(Exercise): Identify the lines that contain the string "directo" and report only how many there are.

Records excerpted from a collection:
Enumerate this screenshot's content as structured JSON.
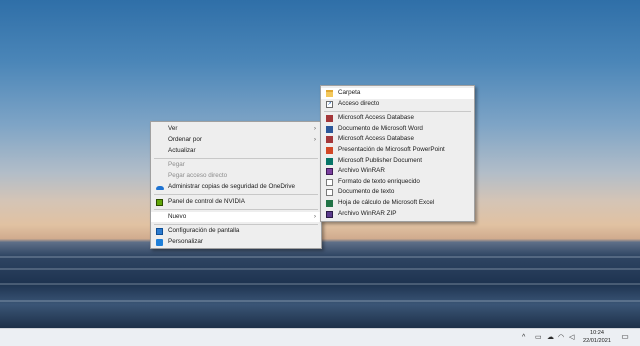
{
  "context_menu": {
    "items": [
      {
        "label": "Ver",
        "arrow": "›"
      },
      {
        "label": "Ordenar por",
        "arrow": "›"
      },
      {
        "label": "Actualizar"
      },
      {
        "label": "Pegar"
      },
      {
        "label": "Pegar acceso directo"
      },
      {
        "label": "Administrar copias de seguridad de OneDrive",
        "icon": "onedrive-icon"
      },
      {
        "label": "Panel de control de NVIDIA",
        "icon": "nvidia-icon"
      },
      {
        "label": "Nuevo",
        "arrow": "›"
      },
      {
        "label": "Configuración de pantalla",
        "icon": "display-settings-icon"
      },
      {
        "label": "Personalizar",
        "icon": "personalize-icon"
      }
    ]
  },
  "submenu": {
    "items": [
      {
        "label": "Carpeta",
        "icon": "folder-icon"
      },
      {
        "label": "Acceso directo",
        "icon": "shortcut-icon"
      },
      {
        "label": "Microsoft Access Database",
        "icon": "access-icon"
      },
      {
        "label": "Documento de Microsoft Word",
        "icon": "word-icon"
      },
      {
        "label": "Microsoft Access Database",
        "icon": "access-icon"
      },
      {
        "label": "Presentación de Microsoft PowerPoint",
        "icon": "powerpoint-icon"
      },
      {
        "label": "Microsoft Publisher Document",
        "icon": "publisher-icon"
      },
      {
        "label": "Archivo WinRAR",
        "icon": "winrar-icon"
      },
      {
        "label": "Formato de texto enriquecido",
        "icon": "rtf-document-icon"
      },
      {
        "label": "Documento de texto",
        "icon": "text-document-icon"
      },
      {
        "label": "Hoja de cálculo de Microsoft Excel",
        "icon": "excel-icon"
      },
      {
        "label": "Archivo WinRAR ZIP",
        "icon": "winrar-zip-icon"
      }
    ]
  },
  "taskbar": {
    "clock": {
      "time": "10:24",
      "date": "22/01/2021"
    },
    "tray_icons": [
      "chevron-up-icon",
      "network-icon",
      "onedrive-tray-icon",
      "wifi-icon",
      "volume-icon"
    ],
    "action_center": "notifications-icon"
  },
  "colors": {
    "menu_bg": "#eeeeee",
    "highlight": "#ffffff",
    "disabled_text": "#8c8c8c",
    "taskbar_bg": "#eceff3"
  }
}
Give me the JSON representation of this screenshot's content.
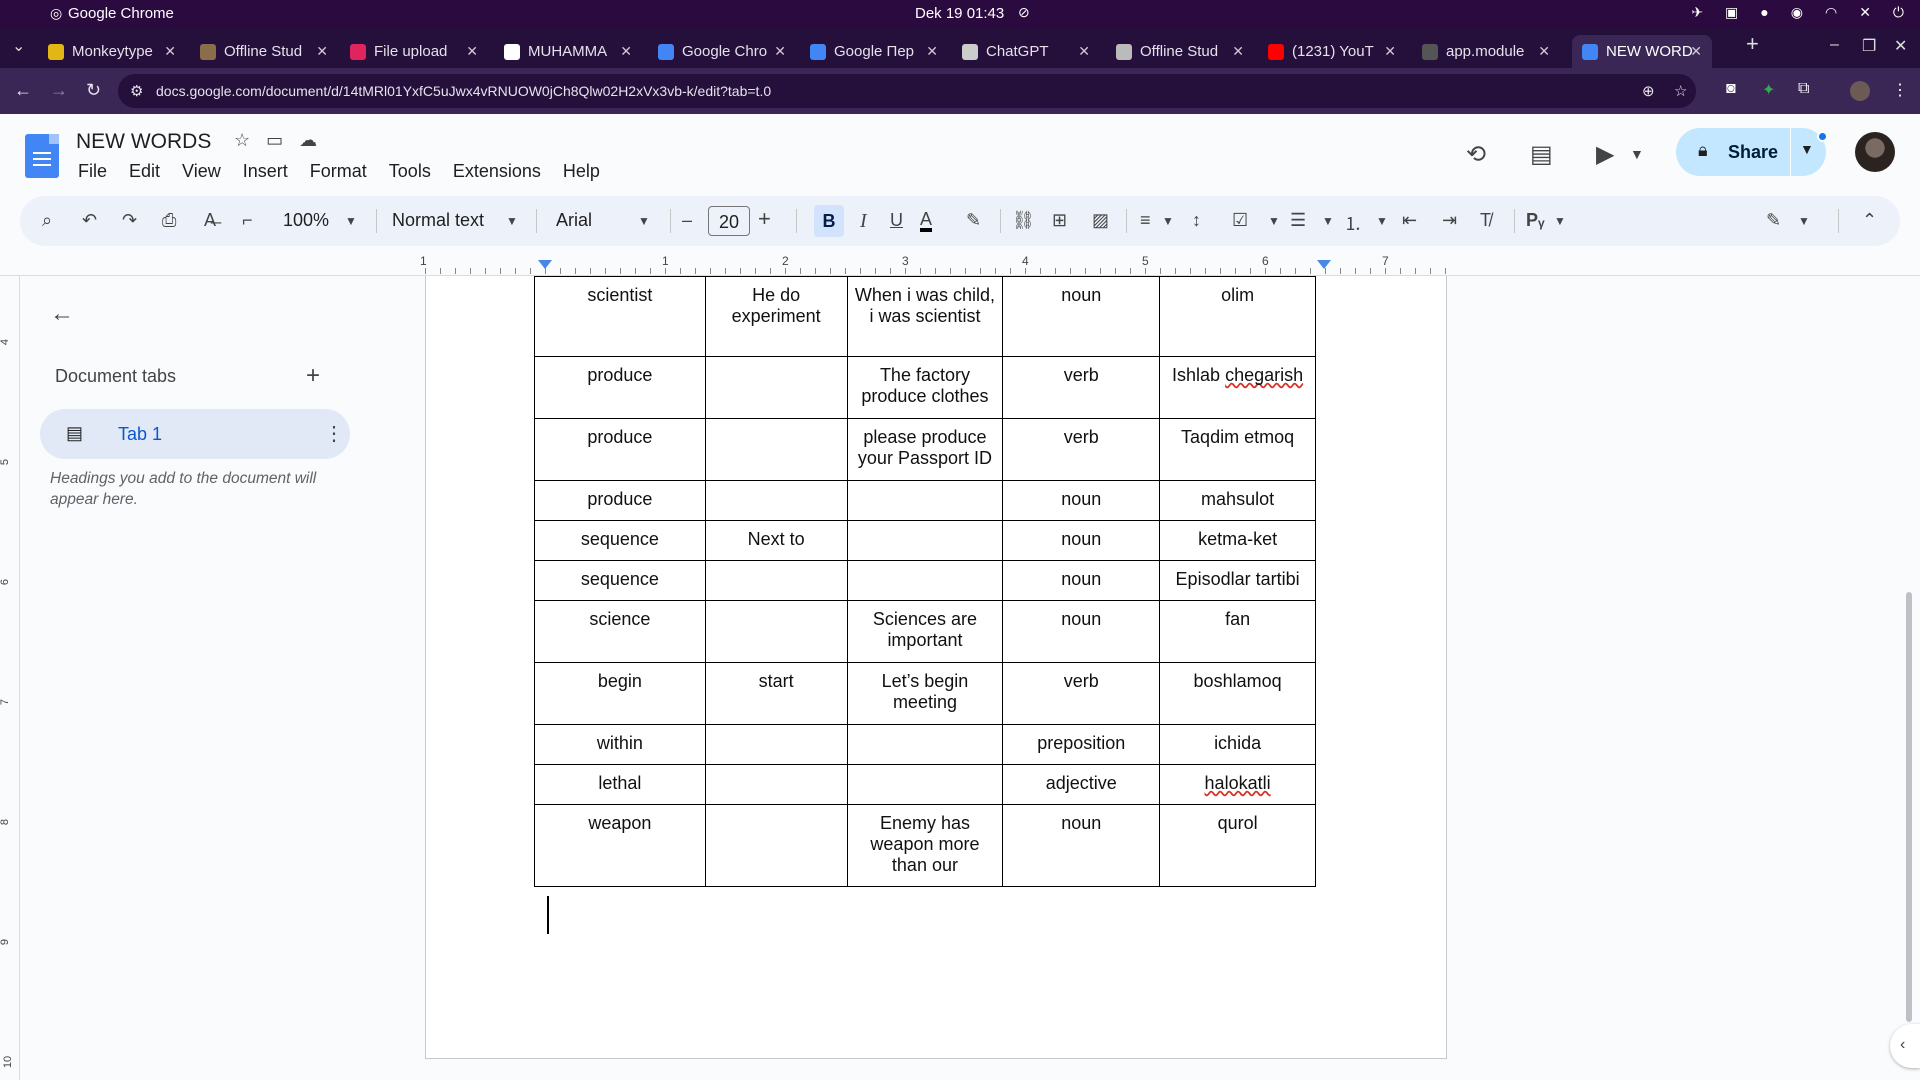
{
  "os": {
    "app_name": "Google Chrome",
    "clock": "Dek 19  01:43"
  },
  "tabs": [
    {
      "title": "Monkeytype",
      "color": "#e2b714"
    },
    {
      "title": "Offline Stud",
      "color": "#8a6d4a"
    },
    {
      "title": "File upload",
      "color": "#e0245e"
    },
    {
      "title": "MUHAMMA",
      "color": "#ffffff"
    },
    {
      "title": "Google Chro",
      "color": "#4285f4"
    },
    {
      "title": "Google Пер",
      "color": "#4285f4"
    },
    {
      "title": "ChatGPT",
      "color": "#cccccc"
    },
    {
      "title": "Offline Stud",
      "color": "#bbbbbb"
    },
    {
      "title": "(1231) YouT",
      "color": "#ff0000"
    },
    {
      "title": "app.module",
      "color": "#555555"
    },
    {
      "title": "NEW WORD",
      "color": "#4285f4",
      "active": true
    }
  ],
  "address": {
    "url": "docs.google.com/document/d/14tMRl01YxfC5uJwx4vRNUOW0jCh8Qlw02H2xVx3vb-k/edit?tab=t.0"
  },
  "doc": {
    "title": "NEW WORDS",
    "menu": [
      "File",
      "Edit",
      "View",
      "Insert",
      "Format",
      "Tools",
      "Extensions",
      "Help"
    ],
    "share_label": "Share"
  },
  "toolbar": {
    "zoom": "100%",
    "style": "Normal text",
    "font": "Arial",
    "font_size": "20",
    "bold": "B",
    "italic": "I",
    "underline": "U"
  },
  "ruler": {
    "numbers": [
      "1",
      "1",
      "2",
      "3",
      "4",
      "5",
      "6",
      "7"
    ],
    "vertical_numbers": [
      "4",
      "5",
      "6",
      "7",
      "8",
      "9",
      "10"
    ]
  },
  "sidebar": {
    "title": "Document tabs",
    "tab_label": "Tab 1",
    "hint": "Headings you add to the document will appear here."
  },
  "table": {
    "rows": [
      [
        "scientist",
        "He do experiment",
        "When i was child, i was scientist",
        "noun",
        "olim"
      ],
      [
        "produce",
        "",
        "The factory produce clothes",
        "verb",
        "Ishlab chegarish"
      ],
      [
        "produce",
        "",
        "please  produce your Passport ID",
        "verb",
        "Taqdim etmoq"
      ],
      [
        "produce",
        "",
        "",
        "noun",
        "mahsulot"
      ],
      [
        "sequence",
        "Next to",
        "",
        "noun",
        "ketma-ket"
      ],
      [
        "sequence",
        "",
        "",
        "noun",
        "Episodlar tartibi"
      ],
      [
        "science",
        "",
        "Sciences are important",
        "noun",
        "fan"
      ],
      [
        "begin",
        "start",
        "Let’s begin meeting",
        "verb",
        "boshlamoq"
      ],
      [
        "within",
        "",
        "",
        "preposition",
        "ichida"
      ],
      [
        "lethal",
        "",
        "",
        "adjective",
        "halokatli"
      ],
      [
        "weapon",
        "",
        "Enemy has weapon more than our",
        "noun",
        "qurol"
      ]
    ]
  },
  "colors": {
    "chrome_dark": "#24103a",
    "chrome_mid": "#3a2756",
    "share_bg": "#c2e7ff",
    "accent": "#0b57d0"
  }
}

==

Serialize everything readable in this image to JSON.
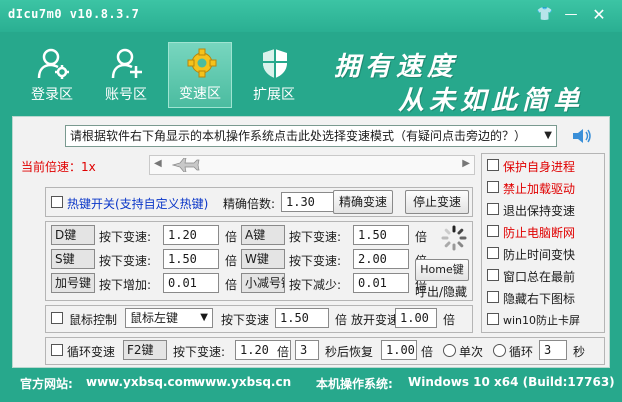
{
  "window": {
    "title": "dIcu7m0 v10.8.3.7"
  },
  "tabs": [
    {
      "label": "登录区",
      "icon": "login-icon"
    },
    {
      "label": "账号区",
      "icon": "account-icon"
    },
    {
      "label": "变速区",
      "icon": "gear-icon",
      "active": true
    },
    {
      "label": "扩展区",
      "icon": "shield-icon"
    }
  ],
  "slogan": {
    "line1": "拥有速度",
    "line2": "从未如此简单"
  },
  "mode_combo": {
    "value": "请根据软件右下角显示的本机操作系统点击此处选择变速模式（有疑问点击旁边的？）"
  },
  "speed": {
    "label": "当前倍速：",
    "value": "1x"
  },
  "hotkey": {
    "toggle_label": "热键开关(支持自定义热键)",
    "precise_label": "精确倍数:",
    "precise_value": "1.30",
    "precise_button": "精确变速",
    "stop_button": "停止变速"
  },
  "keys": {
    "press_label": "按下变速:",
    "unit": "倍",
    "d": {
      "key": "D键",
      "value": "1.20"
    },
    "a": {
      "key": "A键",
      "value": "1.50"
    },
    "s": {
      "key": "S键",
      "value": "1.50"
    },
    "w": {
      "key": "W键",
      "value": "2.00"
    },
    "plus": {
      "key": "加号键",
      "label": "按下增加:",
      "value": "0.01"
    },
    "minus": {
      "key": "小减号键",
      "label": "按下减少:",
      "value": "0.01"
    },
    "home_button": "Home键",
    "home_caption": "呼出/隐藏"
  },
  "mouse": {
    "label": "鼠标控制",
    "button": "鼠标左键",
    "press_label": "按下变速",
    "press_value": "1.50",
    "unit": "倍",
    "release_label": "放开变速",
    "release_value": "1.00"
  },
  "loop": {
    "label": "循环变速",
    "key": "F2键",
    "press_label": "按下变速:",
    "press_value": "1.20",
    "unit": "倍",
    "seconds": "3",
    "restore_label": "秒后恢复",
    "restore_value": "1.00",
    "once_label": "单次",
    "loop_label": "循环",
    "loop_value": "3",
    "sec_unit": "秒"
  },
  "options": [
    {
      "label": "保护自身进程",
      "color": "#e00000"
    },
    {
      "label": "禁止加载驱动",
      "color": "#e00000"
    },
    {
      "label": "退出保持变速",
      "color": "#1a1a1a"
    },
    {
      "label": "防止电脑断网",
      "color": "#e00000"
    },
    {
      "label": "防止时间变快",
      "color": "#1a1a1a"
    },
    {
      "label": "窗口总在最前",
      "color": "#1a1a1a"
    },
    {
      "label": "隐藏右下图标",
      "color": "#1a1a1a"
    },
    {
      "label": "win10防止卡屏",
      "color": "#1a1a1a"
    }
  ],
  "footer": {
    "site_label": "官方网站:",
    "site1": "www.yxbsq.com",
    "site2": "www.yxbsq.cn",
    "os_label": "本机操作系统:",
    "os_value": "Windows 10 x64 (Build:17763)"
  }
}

(Solution to the problem): 2